EXERCISE PROMPT: Resume the text below about the Tech buyout offer and the Hauppauge Data Center transfers, continuing from its last line.

-------- PROVIDED TEXT

If none of the Techs take the deal, management representative Glen Russo told the Guild that as many as six of them would be transferred to the Hauppauge Data Center. Under a 25-year old provision of our contract, involuntary transfers would occur in inverse order of seniority, employees whose one-way commutes would be lengthened by at least 25 miles may choose to be relocated at the company’s expense and those who decline to transfer would receive severance of only one week of pay per year of service.
The Guild has neither endorsed nor criticized the voluntary buyout deal.
Last year, management eliminated three New York City Tech jobs after closing the John Street Data Center in lower Manhattan. Although the cuts were made without involuntary layoffs, the Guild filed a grievance because management failed to offer an available Controller job in seniority order to all Techs, including those in Hauppauge, and it failed to offer the buyouts to any Hauppauge Techs, even though they are part of the same Technical Operations Department in which the jobs were being cut.
At an arbitration hearing on June 21, management attorney Michael Cooper sought to defend management’s position by arguing that there was no contract violation because no one was laid off.
Paper or E-mail – What’s your preference?

----------------
-------- DATA EXCERPT

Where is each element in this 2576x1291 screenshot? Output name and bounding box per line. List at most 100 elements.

----------------

ANSWER FOR THIS EXERCISE:
With the Thomson deal and other concerns looming, communications between Guild officers and members are likely to be more frequent – and possibly more critical – than you’re used to. So we’re working now to shore up our lines of communication. This means bringing the company’s Common Sense distribution list up to date. If you’re not getting Common Sense in your Reuters e-mail, let us know at nyguild@aol.com with a cc to glen.russo@reuters.com. Also, please help us keep in touch with you by cooperating when your steward or other Guild folks ask you to confirm the best e-mail address and contact information for you. This is the best way to learn what’s happening on the Thomson merger. Experience so far has shown we’re unlikely to get the first word from management.
Should we shift away from the paper copies of Common Sense and rely solely on the electronic version that arrives in your e-mail inbox? You should already be getting Common Sense in your Reuters e-mail. We’re thinking about making that the primary method of distributing Common Sense. If we did, stewards would be asked to print out and post copies of each issue on Guild bulletin boards, as they do now. And they would print paper copies for those who absolutely can’t deal with e-mail. This would save money and a few trees.
Let us know what you think at nyguild@aol.com.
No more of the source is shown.